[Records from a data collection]
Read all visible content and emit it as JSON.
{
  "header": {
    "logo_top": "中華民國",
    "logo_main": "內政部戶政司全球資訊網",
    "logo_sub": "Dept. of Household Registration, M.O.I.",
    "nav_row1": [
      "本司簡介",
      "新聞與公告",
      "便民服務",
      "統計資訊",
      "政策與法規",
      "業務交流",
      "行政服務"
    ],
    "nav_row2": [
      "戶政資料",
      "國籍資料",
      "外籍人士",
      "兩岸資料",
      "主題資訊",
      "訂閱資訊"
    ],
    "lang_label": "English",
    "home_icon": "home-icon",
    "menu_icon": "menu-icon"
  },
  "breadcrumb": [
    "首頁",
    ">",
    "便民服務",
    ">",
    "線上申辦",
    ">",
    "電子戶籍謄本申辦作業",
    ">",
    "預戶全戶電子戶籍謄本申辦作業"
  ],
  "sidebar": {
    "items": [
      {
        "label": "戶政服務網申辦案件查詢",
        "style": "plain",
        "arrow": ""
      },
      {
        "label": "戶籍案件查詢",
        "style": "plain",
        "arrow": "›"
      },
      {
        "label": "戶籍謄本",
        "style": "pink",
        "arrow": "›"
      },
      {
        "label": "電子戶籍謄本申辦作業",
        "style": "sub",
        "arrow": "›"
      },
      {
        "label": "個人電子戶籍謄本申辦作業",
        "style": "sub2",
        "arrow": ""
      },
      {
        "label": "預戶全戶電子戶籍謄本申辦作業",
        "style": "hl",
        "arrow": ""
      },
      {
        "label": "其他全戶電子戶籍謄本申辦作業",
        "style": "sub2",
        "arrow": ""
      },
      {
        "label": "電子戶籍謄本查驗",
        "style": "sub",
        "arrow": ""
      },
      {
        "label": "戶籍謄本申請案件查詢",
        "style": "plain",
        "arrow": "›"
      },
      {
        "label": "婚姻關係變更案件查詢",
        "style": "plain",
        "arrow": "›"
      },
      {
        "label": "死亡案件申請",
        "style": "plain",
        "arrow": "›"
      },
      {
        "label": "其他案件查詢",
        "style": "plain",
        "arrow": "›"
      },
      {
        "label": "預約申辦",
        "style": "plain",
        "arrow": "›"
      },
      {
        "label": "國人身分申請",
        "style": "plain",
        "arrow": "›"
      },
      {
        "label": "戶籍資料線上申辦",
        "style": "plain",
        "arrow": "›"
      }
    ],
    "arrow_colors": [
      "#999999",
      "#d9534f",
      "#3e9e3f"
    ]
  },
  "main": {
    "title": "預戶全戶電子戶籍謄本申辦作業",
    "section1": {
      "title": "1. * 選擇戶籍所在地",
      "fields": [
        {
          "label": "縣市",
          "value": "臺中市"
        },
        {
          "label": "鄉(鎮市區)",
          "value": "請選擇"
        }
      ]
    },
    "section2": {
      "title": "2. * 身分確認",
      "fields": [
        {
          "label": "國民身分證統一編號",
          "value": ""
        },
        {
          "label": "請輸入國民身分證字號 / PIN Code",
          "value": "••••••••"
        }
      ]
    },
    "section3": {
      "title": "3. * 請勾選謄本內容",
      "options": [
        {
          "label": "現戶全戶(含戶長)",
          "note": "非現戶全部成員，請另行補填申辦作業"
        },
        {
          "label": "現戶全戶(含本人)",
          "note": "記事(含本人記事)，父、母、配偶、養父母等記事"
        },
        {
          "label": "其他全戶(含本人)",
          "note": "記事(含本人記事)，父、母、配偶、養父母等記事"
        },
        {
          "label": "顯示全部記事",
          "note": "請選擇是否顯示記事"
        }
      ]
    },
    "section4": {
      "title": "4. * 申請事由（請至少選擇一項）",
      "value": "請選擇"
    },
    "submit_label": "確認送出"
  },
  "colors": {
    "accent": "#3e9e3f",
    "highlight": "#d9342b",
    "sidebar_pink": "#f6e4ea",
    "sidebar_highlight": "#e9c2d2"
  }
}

=== Work to complete ===
Identify which lines contain the word "value" and copy each one.

=== Written solution ===
          "value": "臺中市"
          "value": "請選擇"
          "value": ""
          "value": "••••••••"
      "value": "請選擇"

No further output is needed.